-- Task to complete --
Each line below should be reproduced without any alteration.

--- BEGIN ---

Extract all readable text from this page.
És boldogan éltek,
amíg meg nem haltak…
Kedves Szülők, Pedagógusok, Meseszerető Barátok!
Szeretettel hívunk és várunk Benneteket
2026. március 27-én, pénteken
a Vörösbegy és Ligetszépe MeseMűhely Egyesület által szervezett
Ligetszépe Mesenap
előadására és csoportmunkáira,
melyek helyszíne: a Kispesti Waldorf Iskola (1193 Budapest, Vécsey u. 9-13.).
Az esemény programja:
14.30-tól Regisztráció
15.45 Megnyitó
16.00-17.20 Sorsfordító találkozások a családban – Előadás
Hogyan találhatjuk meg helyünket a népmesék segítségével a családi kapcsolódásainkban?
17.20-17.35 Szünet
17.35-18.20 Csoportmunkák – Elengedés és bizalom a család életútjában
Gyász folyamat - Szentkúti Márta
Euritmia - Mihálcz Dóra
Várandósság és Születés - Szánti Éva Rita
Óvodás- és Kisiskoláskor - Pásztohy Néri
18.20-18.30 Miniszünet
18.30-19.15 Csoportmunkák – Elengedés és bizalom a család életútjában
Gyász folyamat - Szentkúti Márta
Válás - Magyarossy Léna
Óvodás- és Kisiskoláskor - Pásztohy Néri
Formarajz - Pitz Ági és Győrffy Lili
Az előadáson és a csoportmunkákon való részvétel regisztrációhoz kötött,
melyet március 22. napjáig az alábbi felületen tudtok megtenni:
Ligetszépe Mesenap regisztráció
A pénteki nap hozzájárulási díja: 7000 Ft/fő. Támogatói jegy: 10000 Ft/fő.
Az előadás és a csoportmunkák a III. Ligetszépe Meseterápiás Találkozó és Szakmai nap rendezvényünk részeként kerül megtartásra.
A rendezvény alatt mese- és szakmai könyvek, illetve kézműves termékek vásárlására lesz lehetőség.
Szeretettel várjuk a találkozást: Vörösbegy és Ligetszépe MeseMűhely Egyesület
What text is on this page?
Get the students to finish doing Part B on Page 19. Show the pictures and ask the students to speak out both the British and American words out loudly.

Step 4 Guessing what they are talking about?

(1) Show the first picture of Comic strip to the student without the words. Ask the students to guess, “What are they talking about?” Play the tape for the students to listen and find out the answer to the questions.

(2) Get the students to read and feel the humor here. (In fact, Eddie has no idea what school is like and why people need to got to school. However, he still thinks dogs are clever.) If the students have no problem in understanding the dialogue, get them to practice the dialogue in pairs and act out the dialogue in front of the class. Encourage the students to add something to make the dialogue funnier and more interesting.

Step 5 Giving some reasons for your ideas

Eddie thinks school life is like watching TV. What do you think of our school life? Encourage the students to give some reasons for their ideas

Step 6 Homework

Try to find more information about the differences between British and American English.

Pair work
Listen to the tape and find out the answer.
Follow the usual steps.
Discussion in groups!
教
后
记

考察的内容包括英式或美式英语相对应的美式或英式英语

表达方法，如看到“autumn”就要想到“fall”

--- END ---

-- Task solution --
Extract all readable text from this page.
És boldogan éltek,
amíg meg nem haltak…
Kedves Szülők, Pedagógusok, Meseszerető Barátok!
Szeretettel hívunk és várunk Benneteket
2026. március 27-én, pénteken
a Vörösbegy és Ligetszépe MeseMűhely Egyesület által szervezett
Ligetszépe Mesenap
előadására és csoportmunkáira,
melyek helyszíne: a Kispesti Waldorf Iskola (1193 Budapest, Vécsey u. 9-13.).
Az esemény programja:
14.30-tól Regisztráció
15.45 Megnyitó
16.00-17.20 Sorsfordító találkozások a családban – Előadás
Hogyan találhatjuk meg helyünket a népmesék segítségével a családi kapcsolódásainkban?
17.20-17.35 Szünet
17.35-18.20 Csoportmunkák – Elengedés és bizalom a család életútjában
Gyász folyamat - Szentkúti Márta
Euritmia - Mihálcz Dóra
Várandósság és Születés - Szánti Éva Rita
Óvodás- és Kisiskoláskor - Pásztohy Néri
18.20-18.30 Miniszünet
18.30-19.15 Csoportmunkák – Elengedés és bizalom a család életútjában
Gyász folyamat - Szentkúti Márta
Válás - Magyarossy Léna
Óvodás- és Kisiskoláskor - Pásztohy Néri
Formarajz - Pitz Ági és Győrffy Lili
Az előadáson és a csoportmunkákon való részvétel regisztrációhoz kötött,
melyet március 22. napjáig az alábbi felületen tudtok megtenni:
Ligetszépe Mesenap regisztráció
A pénteki nap hozzájárulási díja: 7000 Ft/fő. Támogatói jegy: 10000 Ft/fő.
Az előadás és a csoportmunkák a III. Ligetszépe Meseterápiás Találkozó és Szakmai nap rendezvényünk részeként kerül megtartásra.
A rendezvény alatt mese- és szakmai könyvek, illetve kézműves termékek vásárlására lesz lehetőség.
Szeretettel várjuk a találkozást: Vörösbegy és Ligetszépe MeseMűhely Egyesület
What text is on this page?
Get the students to finish doing Part B on Page 19. Show the pictures and ask the students to speak out both the British and American words out loudly.

Step 4 Guessing what they are talking about?

(1) Show the first picture of Comic strip to the student without the words. Ask the students to guess, “What are they talking about?” Play the tape for the students to listen and find out the answer to the questions.

(2) Get the students to read and feel the humor here. (In fact, Eddie has no idea what school is like and why people need to got to school. However, he still thinks dogs are clever.) If the students have no problem in understanding the dialogue, get them to practice the dialogue in pairs and act out the dialogue in front of the class. Encourage the students to add something to make the dialogue funnier and more interesting.

Step 5 Giving some reasons for your ideas

Eddie thinks school life is like watching TV. What do you think of our school life? Encourage the students to give some reasons for their ideas

Step 6 Homework

Try to find more information about the differences between British and American English.

Pair work
Listen to the tape and find out the answer.
Follow the usual steps.
Discussion in groups!
教
后
记

考察的内容包括英式或美式英语相对应的美式或英式英语

表达方法，如看到“autumn”就要想到“fall”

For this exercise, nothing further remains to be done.